(begin)
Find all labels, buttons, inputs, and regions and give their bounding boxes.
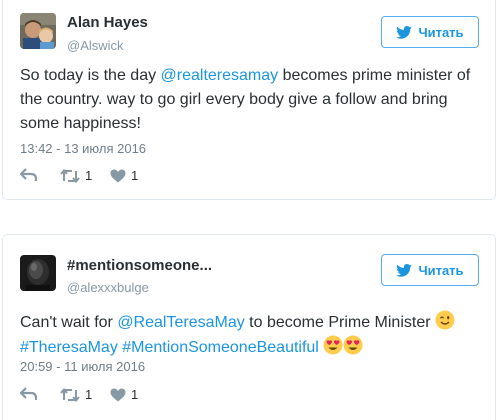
follow-label: Читать	[418, 24, 464, 40]
tweet-text: Can't wait for @RealTeresaMay to become …	[20, 310, 490, 360]
mention-link[interactable]: @RealTeresaMay	[117, 314, 244, 331]
heart-eyes-emoji	[343, 335, 363, 355]
retweet-icon	[60, 168, 80, 183]
hashtag-link[interactable]: #MentionSomeoneBeautiful	[122, 339, 319, 356]
reply-button[interactable]	[20, 387, 37, 401]
tweet-card: Alan Hayes @Alswick Читать So today is t…	[2, 0, 496, 200]
retweet-count: 1	[85, 387, 93, 402]
twitter-bird-icon	[396, 263, 413, 277]
user-handle[interactable]: @Alswick	[67, 38, 124, 53]
like-button[interactable]: 1	[110, 387, 138, 402]
retweet-count: 1	[85, 168, 93, 183]
tweet-text-part: Can't wait for	[20, 314, 118, 331]
retweet-button[interactable]: 1	[60, 168, 92, 183]
heart-eyes-emoji	[323, 335, 343, 355]
reply-button[interactable]	[20, 168, 37, 182]
user-handle[interactable]: @alexxxbulge	[67, 280, 149, 295]
avatar[interactable]	[20, 13, 56, 49]
tweet-text-part: So today is the day	[20, 67, 161, 84]
like-count: 1	[131, 168, 139, 183]
tweet-card: #mentionsomeone... @alexxxbulge Читать C…	[2, 234, 496, 420]
tweet-feed: Alan Hayes @Alswick Читать So today is t…	[0, 0, 500, 420]
mention-link[interactable]: @realteresamay	[161, 67, 279, 84]
avatar[interactable]	[20, 255, 56, 291]
like-button[interactable]: 1	[110, 168, 138, 183]
retweet-button[interactable]: 1	[60, 387, 92, 402]
retweet-icon	[60, 387, 80, 402]
heart-icon	[110, 169, 126, 182]
display-name[interactable]: #mentionsomeone...	[67, 257, 212, 274]
hashtag-link[interactable]: #TheresaMay	[20, 339, 118, 356]
follow-button[interactable]: Читать	[381, 254, 479, 286]
winking-face-emoji	[435, 310, 455, 330]
display-name[interactable]: Alan Hayes	[67, 14, 148, 31]
tweet-text-part: to become Prime Minister	[244, 314, 435, 331]
reply-icon	[20, 387, 37, 400]
reply-icon	[20, 168, 37, 181]
like-count: 1	[131, 387, 139, 402]
heart-icon	[110, 388, 126, 401]
timestamp[interactable]: 13:42 - 13 июля 2016	[20, 141, 146, 156]
tweet-text: So today is the day @realteresamay becom…	[20, 64, 490, 136]
follow-label: Читать	[418, 262, 464, 278]
follow-button[interactable]: Читать	[381, 16, 479, 48]
timestamp[interactable]: 20:59 - 11 июля 2016	[20, 359, 145, 374]
twitter-bird-icon	[396, 25, 413, 39]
(end)
== THE PROBLEM ==
Copy out every line of the item above word for word, but leave out the picture.

== SOLUTION TO THE PROBLEM ==
Find all labels, buttons, inputs, and regions and give their bounding boxes.
follow-label: Читать	[418, 24, 464, 40]
tweet-text: Can't wait for @RealTeresaMay to become …	[20, 310, 490, 360]
mention-link[interactable]: @RealTeresaMay	[117, 314, 244, 331]
heart-eyes-emoji	[343, 335, 363, 355]
retweet-icon	[60, 168, 80, 183]
hashtag-link[interactable]: #MentionSomeoneBeautiful	[122, 339, 319, 356]
reply-button[interactable]	[20, 387, 37, 401]
tweet-card: Alan Hayes @Alswick Читать So today is t…	[2, 0, 496, 200]
retweet-count: 1	[85, 387, 93, 402]
twitter-bird-icon	[396, 263, 413, 277]
user-handle[interactable]: @Alswick	[67, 38, 124, 53]
like-button[interactable]: 1	[110, 387, 138, 402]
retweet-count: 1	[85, 168, 93, 183]
tweet-text-part: Can't wait for	[20, 314, 118, 331]
retweet-button[interactable]: 1	[60, 168, 92, 183]
heart-eyes-emoji	[323, 335, 343, 355]
reply-button[interactable]	[20, 168, 37, 182]
user-handle[interactable]: @alexxxbulge	[67, 280, 149, 295]
avatar[interactable]	[20, 13, 56, 49]
tweet-text-part: So today is the day	[20, 67, 161, 84]
like-count: 1	[131, 168, 139, 183]
tweet-card: #mentionsomeone... @alexxxbulge Читать C…	[2, 234, 496, 420]
tweet-feed: Alan Hayes @Alswick Читать So today is t…	[0, 0, 500, 420]
mention-link[interactable]: @realteresamay	[161, 67, 279, 84]
avatar[interactable]	[20, 255, 56, 291]
like-button[interactable]: 1	[110, 168, 138, 183]
retweet-button[interactable]: 1	[60, 387, 92, 402]
retweet-icon	[60, 387, 80, 402]
heart-icon	[110, 169, 126, 182]
display-name[interactable]: #mentionsomeone...	[67, 257, 212, 274]
hashtag-link[interactable]: #TheresaMay	[20, 339, 118, 356]
follow-button[interactable]: Читать	[381, 254, 479, 286]
winking-face-emoji	[435, 310, 455, 330]
display-name[interactable]: Alan Hayes	[67, 14, 148, 31]
tweet-text-part: to become Prime Minister	[244, 314, 435, 331]
reply-icon	[20, 387, 37, 400]
reply-icon	[20, 168, 37, 181]
like-count: 1	[131, 387, 139, 402]
heart-icon	[110, 388, 126, 401]
timestamp[interactable]: 13:42 - 13 июля 2016	[20, 141, 146, 156]
tweet-text: So today is the day @realteresamay becom…	[20, 64, 490, 136]
follow-label: Читать	[418, 262, 464, 278]
follow-button[interactable]: Читать	[381, 16, 479, 48]
timestamp[interactable]: 20:59 - 11 июля 2016	[20, 359, 145, 374]
twitter-bird-icon	[396, 25, 413, 39]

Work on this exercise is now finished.